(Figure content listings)
____________________

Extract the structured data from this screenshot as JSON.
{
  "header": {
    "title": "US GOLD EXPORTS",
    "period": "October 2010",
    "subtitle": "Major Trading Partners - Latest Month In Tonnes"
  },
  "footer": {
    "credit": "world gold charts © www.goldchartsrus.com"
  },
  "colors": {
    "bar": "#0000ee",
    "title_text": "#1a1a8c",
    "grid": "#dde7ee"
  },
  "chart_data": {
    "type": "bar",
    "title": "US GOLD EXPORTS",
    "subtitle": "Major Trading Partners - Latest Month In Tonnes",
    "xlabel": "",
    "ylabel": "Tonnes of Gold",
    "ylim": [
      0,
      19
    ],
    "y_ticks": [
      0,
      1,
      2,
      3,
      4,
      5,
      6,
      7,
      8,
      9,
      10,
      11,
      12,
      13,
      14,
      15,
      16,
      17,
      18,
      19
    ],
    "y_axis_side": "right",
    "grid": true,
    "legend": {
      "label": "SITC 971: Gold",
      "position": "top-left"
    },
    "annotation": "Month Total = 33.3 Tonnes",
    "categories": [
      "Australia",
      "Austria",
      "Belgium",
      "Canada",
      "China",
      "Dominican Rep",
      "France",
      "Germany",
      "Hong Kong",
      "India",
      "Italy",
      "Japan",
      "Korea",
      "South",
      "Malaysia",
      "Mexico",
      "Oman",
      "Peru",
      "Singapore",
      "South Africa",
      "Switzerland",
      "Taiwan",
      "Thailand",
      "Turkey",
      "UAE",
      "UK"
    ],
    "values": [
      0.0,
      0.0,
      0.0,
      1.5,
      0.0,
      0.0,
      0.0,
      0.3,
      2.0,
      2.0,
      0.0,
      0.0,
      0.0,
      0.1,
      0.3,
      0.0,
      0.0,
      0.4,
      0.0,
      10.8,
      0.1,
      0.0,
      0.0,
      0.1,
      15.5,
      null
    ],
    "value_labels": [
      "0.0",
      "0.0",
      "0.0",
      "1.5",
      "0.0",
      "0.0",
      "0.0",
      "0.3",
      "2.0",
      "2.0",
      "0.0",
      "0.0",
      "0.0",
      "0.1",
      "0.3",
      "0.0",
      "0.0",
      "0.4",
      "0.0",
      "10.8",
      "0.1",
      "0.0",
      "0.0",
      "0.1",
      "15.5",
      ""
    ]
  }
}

____________________

■ REQUEST:
Check every line of the data, and copy the ones that contain "Month".

■ OUTPUT:
    "subtitle": "Major Trading Partners - Latest Month In Tonnes"
    "subtitle": "Major Trading Partners - Latest Month In Tonnes",
    "annotation": "Month Total = 33.3 Tonnes",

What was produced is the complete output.